Stored data
○ ○ ○ ○ ○ ○ ○

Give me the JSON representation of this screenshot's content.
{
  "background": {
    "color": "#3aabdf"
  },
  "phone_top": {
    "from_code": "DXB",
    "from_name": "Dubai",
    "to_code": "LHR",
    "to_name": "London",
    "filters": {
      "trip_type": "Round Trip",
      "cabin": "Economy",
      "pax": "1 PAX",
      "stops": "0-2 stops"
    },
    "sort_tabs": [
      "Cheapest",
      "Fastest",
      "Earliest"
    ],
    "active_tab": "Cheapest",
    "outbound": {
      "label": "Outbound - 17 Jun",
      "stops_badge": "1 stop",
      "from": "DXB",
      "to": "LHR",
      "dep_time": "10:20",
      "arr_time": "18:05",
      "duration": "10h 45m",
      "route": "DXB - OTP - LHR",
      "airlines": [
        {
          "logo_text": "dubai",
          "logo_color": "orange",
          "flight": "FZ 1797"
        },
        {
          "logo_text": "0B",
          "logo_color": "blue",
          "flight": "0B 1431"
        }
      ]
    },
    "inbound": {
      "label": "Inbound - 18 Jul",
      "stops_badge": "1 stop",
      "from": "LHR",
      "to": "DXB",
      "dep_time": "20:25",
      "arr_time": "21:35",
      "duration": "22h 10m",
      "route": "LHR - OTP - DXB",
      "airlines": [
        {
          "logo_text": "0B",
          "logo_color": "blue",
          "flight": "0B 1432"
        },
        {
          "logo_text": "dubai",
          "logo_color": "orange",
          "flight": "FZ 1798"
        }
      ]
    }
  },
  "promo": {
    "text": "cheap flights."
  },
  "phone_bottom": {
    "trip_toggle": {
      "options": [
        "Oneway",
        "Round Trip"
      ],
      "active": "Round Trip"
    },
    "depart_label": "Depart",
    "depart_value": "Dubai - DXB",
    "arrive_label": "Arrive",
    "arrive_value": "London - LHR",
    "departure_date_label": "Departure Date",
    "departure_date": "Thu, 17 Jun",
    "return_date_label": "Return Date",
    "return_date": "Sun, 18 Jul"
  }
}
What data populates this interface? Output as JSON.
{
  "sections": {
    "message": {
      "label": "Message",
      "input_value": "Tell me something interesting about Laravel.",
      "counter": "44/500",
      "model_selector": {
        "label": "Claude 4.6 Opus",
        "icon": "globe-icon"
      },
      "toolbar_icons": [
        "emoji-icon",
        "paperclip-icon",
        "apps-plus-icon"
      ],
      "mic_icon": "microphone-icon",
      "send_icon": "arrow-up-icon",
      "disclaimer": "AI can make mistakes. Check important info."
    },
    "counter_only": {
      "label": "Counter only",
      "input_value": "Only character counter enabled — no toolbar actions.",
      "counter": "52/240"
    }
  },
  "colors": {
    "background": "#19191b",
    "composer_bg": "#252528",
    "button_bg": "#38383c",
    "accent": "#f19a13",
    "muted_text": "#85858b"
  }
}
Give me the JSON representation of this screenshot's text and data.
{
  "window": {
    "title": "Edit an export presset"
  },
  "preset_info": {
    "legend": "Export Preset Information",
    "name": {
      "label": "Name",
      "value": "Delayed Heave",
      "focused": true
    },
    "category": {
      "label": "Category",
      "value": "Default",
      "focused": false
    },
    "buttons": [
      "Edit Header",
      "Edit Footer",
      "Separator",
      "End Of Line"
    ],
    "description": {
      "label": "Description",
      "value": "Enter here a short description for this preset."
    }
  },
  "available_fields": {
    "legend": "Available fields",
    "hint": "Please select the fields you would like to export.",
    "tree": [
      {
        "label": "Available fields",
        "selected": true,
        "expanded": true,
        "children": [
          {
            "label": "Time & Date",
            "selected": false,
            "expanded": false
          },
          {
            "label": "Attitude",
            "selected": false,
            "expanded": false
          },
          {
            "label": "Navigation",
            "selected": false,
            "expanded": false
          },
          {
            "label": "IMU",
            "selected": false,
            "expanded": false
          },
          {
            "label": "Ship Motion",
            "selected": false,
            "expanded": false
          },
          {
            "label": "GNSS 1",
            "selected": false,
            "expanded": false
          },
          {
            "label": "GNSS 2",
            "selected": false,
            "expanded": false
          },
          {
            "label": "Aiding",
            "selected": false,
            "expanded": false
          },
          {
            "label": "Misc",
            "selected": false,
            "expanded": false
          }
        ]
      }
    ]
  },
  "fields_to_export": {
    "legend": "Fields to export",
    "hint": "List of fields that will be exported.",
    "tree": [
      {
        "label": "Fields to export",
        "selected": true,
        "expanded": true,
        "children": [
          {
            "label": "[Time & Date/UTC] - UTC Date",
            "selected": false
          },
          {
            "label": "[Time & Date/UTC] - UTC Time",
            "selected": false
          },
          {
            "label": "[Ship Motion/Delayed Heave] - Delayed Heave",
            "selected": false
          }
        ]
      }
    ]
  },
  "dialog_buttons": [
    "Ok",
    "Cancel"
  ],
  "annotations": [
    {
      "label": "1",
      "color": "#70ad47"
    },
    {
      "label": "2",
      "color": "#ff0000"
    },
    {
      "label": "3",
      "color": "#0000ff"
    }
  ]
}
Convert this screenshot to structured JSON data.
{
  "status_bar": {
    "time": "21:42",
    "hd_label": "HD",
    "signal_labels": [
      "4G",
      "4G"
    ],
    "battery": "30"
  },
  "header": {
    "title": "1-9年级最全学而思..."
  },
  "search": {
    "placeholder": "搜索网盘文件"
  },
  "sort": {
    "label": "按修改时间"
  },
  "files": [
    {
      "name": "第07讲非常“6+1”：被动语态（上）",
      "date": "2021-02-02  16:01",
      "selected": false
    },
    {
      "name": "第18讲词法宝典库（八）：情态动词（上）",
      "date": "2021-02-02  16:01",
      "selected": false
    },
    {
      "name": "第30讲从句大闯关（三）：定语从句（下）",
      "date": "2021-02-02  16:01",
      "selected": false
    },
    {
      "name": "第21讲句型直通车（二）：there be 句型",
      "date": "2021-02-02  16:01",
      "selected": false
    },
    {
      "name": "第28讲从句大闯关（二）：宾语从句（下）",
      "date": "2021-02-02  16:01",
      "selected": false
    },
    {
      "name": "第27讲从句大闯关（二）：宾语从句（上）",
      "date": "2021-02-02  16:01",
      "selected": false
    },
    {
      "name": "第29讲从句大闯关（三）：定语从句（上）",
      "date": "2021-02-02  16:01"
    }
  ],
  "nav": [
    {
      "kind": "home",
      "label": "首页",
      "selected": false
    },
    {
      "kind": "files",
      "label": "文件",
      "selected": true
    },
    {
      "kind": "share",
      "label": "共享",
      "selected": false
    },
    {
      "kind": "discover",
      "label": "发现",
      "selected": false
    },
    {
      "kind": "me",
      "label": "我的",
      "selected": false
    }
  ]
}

○ ○ ○ ○ ○ ○ ○

» Instructions to follow:
Print every record above exactly as written.

» Written response:
Give me the JSON representation of this screenshot's content.
{
  "background": {
    "color": "#3aabdf"
  },
  "phone_top": {
    "from_code": "DXB",
    "from_name": "Dubai",
    "to_code": "LHR",
    "to_name": "London",
    "filters": {
      "trip_type": "Round Trip",
      "cabin": "Economy",
      "pax": "1 PAX",
      "stops": "0-2 stops"
    },
    "sort_tabs": [
      "Cheapest",
      "Fastest",
      "Earliest"
    ],
    "active_tab": "Cheapest",
    "outbound": {
      "label": "Outbound - 17 Jun",
      "stops_badge": "1 stop",
      "from": "DXB",
      "to": "LHR",
      "dep_time": "10:20",
      "arr_time": "18:05",
      "duration": "10h 45m",
      "route": "DXB - OTP - LHR",
      "airlines": [
        {
          "logo_text": "dubai",
          "logo_color": "orange",
          "flight": "FZ 1797"
        },
        {
          "logo_text": "0B",
          "logo_color": "blue",
          "flight": "0B 1431"
        }
      ]
    },
    "inbound": {
      "label": "Inbound - 18 Jul",
      "stops_badge": "1 stop",
      "from": "LHR",
      "to": "DXB",
      "dep_time": "20:25",
      "arr_time": "21:35",
      "duration": "22h 10m",
      "route": "LHR - OTP - DXB",
      "airlines": [
        {
          "logo_text": "0B",
          "logo_color": "blue",
          "flight": "0B 1432"
        },
        {
          "logo_text": "dubai",
          "logo_color": "orange",
          "flight": "FZ 1798"
        }
      ]
    }
  },
  "promo": {
    "text": "cheap flights."
  },
  "phone_bottom": {
    "trip_toggle": {
      "options": [
        "Oneway",
        "Round Trip"
      ],
      "active": "Round Trip"
    },
    "depart_label": "Depart",
    "depart_value": "Dubai - DXB",
    "arrive_label": "Arrive",
    "arrive_value": "London - LHR",
    "departure_date_label": "Departure Date",
    "departure_date": "Thu, 17 Jun",
    "return_date_label": "Return Date",
    "return_date": "Sun, 18 Jul"
  }
}
What data populates this interface? Output as JSON.
{
  "sections": {
    "message": {
      "label": "Message",
      "input_value": "Tell me something interesting about Laravel.",
      "counter": "44/500",
      "model_selector": {
        "label": "Claude 4.6 Opus",
        "icon": "globe-icon"
      },
      "toolbar_icons": [
        "emoji-icon",
        "paperclip-icon",
        "apps-plus-icon"
      ],
      "mic_icon": "microphone-icon",
      "send_icon": "arrow-up-icon",
      "disclaimer": "AI can make mistakes. Check important info."
    },
    "counter_only": {
      "label": "Counter only",
      "input_value": "Only character counter enabled — no toolbar actions.",
      "counter": "52/240"
    }
  },
  "colors": {
    "background": "#19191b",
    "composer_bg": "#252528",
    "button_bg": "#38383c",
    "accent": "#f19a13",
    "muted_text": "#85858b"
  }
}
Give me the JSON representation of this screenshot's text and data.
{
  "window": {
    "title": "Edit an export presset"
  },
  "preset_info": {
    "legend": "Export Preset Information",
    "name": {
      "label": "Name",
      "value": "Delayed Heave",
      "focused": true
    },
    "category": {
      "label": "Category",
      "value": "Default",
      "focused": false
    },
    "buttons": [
      "Edit Header",
      "Edit Footer",
      "Separator",
      "End Of Line"
    ],
    "description": {
      "label": "Description",
      "value": "Enter here a short description for this preset."
    }
  },
  "available_fields": {
    "legend": "Available fields",
    "hint": "Please select the fields you would like to export.",
    "tree": [
      {
        "label": "Available fields",
        "selected": true,
        "expanded": true,
        "children": [
          {
            "label": "Time & Date",
            "selected": false,
            "expanded": false
          },
          {
            "label": "Attitude",
            "selected": false,
            "expanded": false
          },
          {
            "label": "Navigation",
            "selected": false,
            "expanded": false
          },
          {
            "label": "IMU",
            "selected": false,
            "expanded": false
          },
          {
            "label": "Ship Motion",
            "selected": false,
            "expanded": false
          },
          {
            "label": "GNSS 1",
            "selected": false,
            "expanded": false
          },
          {
            "label": "GNSS 2",
            "selected": false,
            "expanded": false
          },
          {
            "label": "Aiding",
            "selected": false,
            "expanded": false
          },
          {
            "label": "Misc",
            "selected": false,
            "expanded": false
          }
        ]
      }
    ]
  },
  "fields_to_export": {
    "legend": "Fields to export",
    "hint": "List of fields that will be exported.",
    "tree": [
      {
        "label": "Fields to export",
        "selected": true,
        "expanded": true,
        "children": [
          {
            "label": "[Time & Date/UTC] - UTC Date",
            "selected": false
          },
          {
            "label": "[Time & Date/UTC] - UTC Time",
            "selected": false
          },
          {
            "label": "[Ship Motion/Delayed Heave] - Delayed Heave",
            "selected": false
          }
        ]
      }
    ]
  },
  "dialog_buttons": [
    "Ok",
    "Cancel"
  ],
  "annotations": [
    {
      "label": "1",
      "color": "#70ad47"
    },
    {
      "label": "2",
      "color": "#ff0000"
    },
    {
      "label": "3",
      "color": "#0000ff"
    }
  ]
}
Convert this screenshot to structured JSON data.
{
  "status_bar": {
    "time": "21:42",
    "hd_label": "HD",
    "signal_labels": [
      "4G",
      "4G"
    ],
    "battery": "30"
  },
  "header": {
    "title": "1-9年级最全学而思..."
  },
  "search": {
    "placeholder": "搜索网盘文件"
  },
  "sort": {
    "label": "按修改时间"
  },
  "files": [
    {
      "name": "第07讲非常“6+1”：被动语态（上）",
      "date": "2021-02-02  16:01",
      "selected": false
    },
    {
      "name": "第18讲词法宝典库（八）：情态动词（上）",
      "date": "2021-02-02  16:01",
      "selected": false
    },
    {
      "name": "第30讲从句大闯关（三）：定语从句（下）",
      "date": "2021-02-02  16:01",
      "selected": false
    },
    {
      "name": "第21讲句型直通车（二）：there be 句型",
      "date": "2021-02-02  16:01",
      "selected": false
    },
    {
      "name": "第28讲从句大闯关（二）：宾语从句（下）",
      "date": "2021-02-02  16:01",
      "selected": false
    },
    {
      "name": "第27讲从句大闯关（二）：宾语从句（上）",
      "date": "2021-02-02  16:01",
      "selected": false
    },
    {
      "name": "第29讲从句大闯关（三）：定语从句（上）",
      "date": "2021-02-02  16:01"
    }
  ],
  "nav": [
    {
      "kind": "home",
      "label": "首页",
      "selected": false
    },
    {
      "kind": "files",
      "label": "文件",
      "selected": true
    },
    {
      "kind": "share",
      "label": "共享",
      "selected": false
    },
    {
      "kind": "discover",
      "label": "发现",
      "selected": false
    },
    {
      "kind": "me",
      "label": "我的",
      "selected": false
    }
  ]
}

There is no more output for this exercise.